AIM OF THE TASK
Print out every line, exactly as written.

EXERCISE INPUT
************

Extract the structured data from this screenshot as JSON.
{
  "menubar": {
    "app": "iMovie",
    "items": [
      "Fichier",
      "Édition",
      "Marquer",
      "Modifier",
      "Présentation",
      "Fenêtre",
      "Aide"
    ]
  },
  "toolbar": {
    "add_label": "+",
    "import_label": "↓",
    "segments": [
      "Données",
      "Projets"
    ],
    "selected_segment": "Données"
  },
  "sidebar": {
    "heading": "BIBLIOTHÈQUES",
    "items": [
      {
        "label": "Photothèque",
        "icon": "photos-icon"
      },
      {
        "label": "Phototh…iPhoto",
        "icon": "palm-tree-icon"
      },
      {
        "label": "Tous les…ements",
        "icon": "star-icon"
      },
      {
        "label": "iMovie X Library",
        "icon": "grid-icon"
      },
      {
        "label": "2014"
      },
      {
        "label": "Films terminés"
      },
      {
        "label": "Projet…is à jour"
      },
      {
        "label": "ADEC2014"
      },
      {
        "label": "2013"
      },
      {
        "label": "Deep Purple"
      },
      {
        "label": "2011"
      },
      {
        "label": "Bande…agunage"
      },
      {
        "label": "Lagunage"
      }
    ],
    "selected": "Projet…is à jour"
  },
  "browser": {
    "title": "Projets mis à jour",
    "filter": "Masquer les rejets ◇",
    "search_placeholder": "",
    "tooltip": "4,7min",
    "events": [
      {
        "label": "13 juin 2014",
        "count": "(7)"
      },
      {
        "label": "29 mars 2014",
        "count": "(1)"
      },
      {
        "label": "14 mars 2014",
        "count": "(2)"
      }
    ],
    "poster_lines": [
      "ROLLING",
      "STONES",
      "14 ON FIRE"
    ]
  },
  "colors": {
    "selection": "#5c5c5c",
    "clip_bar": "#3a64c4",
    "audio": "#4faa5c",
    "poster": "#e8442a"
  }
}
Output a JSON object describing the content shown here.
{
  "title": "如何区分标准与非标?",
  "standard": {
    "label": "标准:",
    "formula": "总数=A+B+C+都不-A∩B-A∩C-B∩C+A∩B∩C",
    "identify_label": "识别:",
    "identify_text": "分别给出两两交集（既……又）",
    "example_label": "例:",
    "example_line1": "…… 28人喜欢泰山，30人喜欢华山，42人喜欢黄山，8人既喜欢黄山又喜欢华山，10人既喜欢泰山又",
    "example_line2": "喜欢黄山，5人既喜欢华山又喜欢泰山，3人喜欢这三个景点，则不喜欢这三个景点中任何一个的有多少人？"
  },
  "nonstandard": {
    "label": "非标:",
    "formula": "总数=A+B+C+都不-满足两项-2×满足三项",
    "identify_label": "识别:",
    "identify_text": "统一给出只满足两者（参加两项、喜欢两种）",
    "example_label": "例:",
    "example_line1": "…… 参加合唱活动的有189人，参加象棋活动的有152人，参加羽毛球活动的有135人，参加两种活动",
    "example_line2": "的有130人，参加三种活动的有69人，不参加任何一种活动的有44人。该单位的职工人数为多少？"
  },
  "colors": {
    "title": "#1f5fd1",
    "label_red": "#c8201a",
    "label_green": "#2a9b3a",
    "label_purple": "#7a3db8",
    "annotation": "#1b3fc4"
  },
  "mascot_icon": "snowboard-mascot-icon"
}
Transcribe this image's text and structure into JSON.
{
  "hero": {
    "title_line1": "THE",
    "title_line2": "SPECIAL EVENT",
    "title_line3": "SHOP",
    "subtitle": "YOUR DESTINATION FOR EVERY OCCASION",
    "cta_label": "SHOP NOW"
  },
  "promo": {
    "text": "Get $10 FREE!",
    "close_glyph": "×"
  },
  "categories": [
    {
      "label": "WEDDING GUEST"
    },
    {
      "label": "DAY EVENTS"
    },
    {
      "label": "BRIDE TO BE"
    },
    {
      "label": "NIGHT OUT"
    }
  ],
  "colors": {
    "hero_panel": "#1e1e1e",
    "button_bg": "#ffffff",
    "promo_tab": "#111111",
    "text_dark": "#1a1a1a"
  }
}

************

ANSWER FOR THE TASK
Extract the structured data from this screenshot as JSON.
{
  "menubar": {
    "app": "iMovie",
    "items": [
      "Fichier",
      "Édition",
      "Marquer",
      "Modifier",
      "Présentation",
      "Fenêtre",
      "Aide"
    ]
  },
  "toolbar": {
    "add_label": "+",
    "import_label": "↓",
    "segments": [
      "Données",
      "Projets"
    ],
    "selected_segment": "Données"
  },
  "sidebar": {
    "heading": "BIBLIOTHÈQUES",
    "items": [
      {
        "label": "Photothèque",
        "icon": "photos-icon"
      },
      {
        "label": "Phototh…iPhoto",
        "icon": "palm-tree-icon"
      },
      {
        "label": "Tous les…ements",
        "icon": "star-icon"
      },
      {
        "label": "iMovie X Library",
        "icon": "grid-icon"
      },
      {
        "label": "2014"
      },
      {
        "label": "Films terminés"
      },
      {
        "label": "Projet…is à jour"
      },
      {
        "label": "ADEC2014"
      },
      {
        "label": "2013"
      },
      {
        "label": "Deep Purple"
      },
      {
        "label": "2011"
      },
      {
        "label": "Bande…agunage"
      },
      {
        "label": "Lagunage"
      }
    ],
    "selected": "Projet…is à jour"
  },
  "browser": {
    "title": "Projets mis à jour",
    "filter": "Masquer les rejets ◇",
    "search_placeholder": "",
    "tooltip": "4,7min",
    "events": [
      {
        "label": "13 juin 2014",
        "count": "(7)"
      },
      {
        "label": "29 mars 2014",
        "count": "(1)"
      },
      {
        "label": "14 mars 2014",
        "count": "(2)"
      }
    ],
    "poster_lines": [
      "ROLLING",
      "STONES",
      "14 ON FIRE"
    ]
  },
  "colors": {
    "selection": "#5c5c5c",
    "clip_bar": "#3a64c4",
    "audio": "#4faa5c",
    "poster": "#e8442a"
  }
}
Output a JSON object describing the content shown here.
{
  "title": "如何区分标准与非标?",
  "standard": {
    "label": "标准:",
    "formula": "总数=A+B+C+都不-A∩B-A∩C-B∩C+A∩B∩C",
    "identify_label": "识别:",
    "identify_text": "分别给出两两交集（既……又）",
    "example_label": "例:",
    "example_line1": "…… 28人喜欢泰山，30人喜欢华山，42人喜欢黄山，8人既喜欢黄山又喜欢华山，10人既喜欢泰山又",
    "example_line2": "喜欢黄山，5人既喜欢华山又喜欢泰山，3人喜欢这三个景点，则不喜欢这三个景点中任何一个的有多少人？"
  },
  "nonstandard": {
    "label": "非标:",
    "formula": "总数=A+B+C+都不-满足两项-2×满足三项",
    "identify_label": "识别:",
    "identify_text": "统一给出只满足两者（参加两项、喜欢两种）",
    "example_label": "例:",
    "example_line1": "…… 参加合唱活动的有189人，参加象棋活动的有152人，参加羽毛球活动的有135人，参加两种活动",
    "example_line2": "的有130人，参加三种活动的有69人，不参加任何一种活动的有44人。该单位的职工人数为多少？"
  },
  "colors": {
    "title": "#1f5fd1",
    "label_red": "#c8201a",
    "label_green": "#2a9b3a",
    "label_purple": "#7a3db8",
    "annotation": "#1b3fc4"
  },
  "mascot_icon": "snowboard-mascot-icon"
}
Transcribe this image's text and structure into JSON.
{
  "hero": {
    "title_line1": "THE",
    "title_line2": "SPECIAL EVENT",
    "title_line3": "SHOP",
    "subtitle": "YOUR DESTINATION FOR EVERY OCCASION",
    "cta_label": "SHOP NOW"
  },
  "promo": {
    "text": "Get $10 FREE!",
    "close_glyph": "×"
  },
  "categories": [
    {
      "label": "WEDDING GUEST"
    },
    {
      "label": "DAY EVENTS"
    },
    {
      "label": "BRIDE TO BE"
    },
    {
      "label": "NIGHT OUT"
    }
  ],
  "colors": {
    "hero_panel": "#1e1e1e",
    "button_bg": "#ffffff",
    "promo_tab": "#111111",
    "text_dark": "#1a1a1a"
  }
}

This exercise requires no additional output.